**WRITTEN EXERCISE**
Quote every line below exactly as it reads.
══════════
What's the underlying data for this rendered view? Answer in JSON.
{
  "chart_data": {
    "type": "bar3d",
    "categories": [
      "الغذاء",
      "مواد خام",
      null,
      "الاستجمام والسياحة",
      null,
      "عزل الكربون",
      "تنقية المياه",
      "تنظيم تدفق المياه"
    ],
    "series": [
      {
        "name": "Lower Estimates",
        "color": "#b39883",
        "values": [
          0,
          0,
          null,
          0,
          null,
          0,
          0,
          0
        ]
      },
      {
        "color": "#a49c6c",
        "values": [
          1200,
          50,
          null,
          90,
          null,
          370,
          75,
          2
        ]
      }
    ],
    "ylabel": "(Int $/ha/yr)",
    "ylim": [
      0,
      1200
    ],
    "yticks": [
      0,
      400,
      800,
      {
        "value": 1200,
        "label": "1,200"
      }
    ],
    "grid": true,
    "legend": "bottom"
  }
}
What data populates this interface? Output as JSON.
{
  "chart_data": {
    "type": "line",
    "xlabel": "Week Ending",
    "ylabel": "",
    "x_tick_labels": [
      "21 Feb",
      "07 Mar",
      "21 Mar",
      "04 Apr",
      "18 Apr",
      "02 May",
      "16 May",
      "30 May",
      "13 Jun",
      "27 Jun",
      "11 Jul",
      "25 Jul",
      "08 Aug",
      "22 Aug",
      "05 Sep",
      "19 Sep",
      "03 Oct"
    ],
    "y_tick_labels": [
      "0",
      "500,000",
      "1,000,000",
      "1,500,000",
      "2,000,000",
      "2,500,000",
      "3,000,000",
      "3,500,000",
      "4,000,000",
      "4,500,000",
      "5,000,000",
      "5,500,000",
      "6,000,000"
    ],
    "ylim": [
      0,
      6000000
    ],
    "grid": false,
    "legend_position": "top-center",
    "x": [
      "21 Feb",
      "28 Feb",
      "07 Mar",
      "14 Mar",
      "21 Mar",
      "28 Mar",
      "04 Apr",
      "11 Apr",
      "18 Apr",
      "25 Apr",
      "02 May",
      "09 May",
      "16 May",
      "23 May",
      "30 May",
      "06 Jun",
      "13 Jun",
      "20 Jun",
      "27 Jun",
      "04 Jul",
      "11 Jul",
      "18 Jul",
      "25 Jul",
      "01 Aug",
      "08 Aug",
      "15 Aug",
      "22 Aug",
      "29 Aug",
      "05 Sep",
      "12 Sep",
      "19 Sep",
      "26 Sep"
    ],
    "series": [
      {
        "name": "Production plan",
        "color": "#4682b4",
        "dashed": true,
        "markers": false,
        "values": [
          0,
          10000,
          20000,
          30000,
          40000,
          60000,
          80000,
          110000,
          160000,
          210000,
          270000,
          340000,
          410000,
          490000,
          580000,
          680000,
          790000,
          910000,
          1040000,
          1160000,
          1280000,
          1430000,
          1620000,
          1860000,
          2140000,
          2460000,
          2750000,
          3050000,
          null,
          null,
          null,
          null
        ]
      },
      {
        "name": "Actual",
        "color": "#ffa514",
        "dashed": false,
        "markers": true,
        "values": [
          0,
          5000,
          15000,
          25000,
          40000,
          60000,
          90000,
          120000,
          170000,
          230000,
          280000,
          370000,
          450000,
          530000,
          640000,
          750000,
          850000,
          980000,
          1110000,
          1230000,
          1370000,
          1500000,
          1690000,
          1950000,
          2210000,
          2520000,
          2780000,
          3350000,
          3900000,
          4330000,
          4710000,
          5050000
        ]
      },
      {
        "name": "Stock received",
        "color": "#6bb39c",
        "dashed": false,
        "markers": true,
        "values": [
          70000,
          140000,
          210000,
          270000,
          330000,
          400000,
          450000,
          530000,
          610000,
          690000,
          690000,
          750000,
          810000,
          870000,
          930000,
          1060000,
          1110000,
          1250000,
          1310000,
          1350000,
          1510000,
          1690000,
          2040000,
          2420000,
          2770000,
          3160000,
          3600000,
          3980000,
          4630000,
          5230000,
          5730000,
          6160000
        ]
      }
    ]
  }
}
══════════
**EXERCISE ANSWER**
What's the underlying data for this rendered view? Answer in JSON.
{
  "chart_data": {
    "type": "bar3d",
    "categories": [
      "الغذاء",
      "مواد خام",
      null,
      "الاستجمام والسياحة",
      null,
      "عزل الكربون",
      "تنقية المياه",
      "تنظيم تدفق المياه"
    ],
    "series": [
      {
        "name": "Lower Estimates",
        "color": "#b39883",
        "values": [
          0,
          0,
          null,
          0,
          null,
          0,
          0,
          0
        ]
      },
      {
        "color": "#a49c6c",
        "values": [
          1200,
          50,
          null,
          90,
          null,
          370,
          75,
          2
        ]
      }
    ],
    "ylabel": "(Int $/ha/yr)",
    "ylim": [
      0,
      1200
    ],
    "yticks": [
      0,
      400,
      800,
      {
        "value": 1200,
        "label": "1,200"
      }
    ],
    "grid": true,
    "legend": "bottom"
  }
}
What data populates this interface? Output as JSON.
{
  "chart_data": {
    "type": "line",
    "xlabel": "Week Ending",
    "ylabel": "",
    "x_tick_labels": [
      "21 Feb",
      "07 Mar",
      "21 Mar",
      "04 Apr",
      "18 Apr",
      "02 May",
      "16 May",
      "30 May",
      "13 Jun",
      "27 Jun",
      "11 Jul",
      "25 Jul",
      "08 Aug",
      "22 Aug",
      "05 Sep",
      "19 Sep",
      "03 Oct"
    ],
    "y_tick_labels": [
      "0",
      "500,000",
      "1,000,000",
      "1,500,000",
      "2,000,000",
      "2,500,000",
      "3,000,000",
      "3,500,000",
      "4,000,000",
      "4,500,000",
      "5,000,000",
      "5,500,000",
      "6,000,000"
    ],
    "ylim": [
      0,
      6000000
    ],
    "grid": false,
    "legend_position": "top-center",
    "x": [
      "21 Feb",
      "28 Feb",
      "07 Mar",
      "14 Mar",
      "21 Mar",
      "28 Mar",
      "04 Apr",
      "11 Apr",
      "18 Apr",
      "25 Apr",
      "02 May",
      "09 May",
      "16 May",
      "23 May",
      "30 May",
      "06 Jun",
      "13 Jun",
      "20 Jun",
      "27 Jun",
      "04 Jul",
      "11 Jul",
      "18 Jul",
      "25 Jul",
      "01 Aug",
      "08 Aug",
      "15 Aug",
      "22 Aug",
      "29 Aug",
      "05 Sep",
      "12 Sep",
      "19 Sep",
      "26 Sep"
    ],
    "series": [
      {
        "name": "Production plan",
        "color": "#4682b4",
        "dashed": true,
        "markers": false,
        "values": [
          0,
          10000,
          20000,
          30000,
          40000,
          60000,
          80000,
          110000,
          160000,
          210000,
          270000,
          340000,
          410000,
          490000,
          580000,
          680000,
          790000,
          910000,
          1040000,
          1160000,
          1280000,
          1430000,
          1620000,
          1860000,
          2140000,
          2460000,
          2750000,
          3050000,
          null,
          null,
          null,
          null
        ]
      },
      {
        "name": "Actual",
        "color": "#ffa514",
        "dashed": false,
        "markers": true,
        "values": [
          0,
          5000,
          15000,
          25000,
          40000,
          60000,
          90000,
          120000,
          170000,
          230000,
          280000,
          370000,
          450000,
          530000,
          640000,
          750000,
          850000,
          980000,
          1110000,
          1230000,
          1370000,
          1500000,
          1690000,
          1950000,
          2210000,
          2520000,
          2780000,
          3350000,
          3900000,
          4330000,
          4710000,
          5050000
        ]
      },
      {
        "name": "Stock received",
        "color": "#6bb39c",
        "dashed": false,
        "markers": true,
        "values": [
          70000,
          140000,
          210000,
          270000,
          330000,
          400000,
          450000,
          530000,
          610000,
          690000,
          690000,
          750000,
          810000,
          870000,
          930000,
          1060000,
          1110000,
          1250000,
          1310000,
          1350000,
          1510000,
          1690000,
          2040000,
          2420000,
          2770000,
          3160000,
          3600000,
          3980000,
          4630000,
          5230000,
          5730000,
          6160000
        ]
      }
    ]
  }
}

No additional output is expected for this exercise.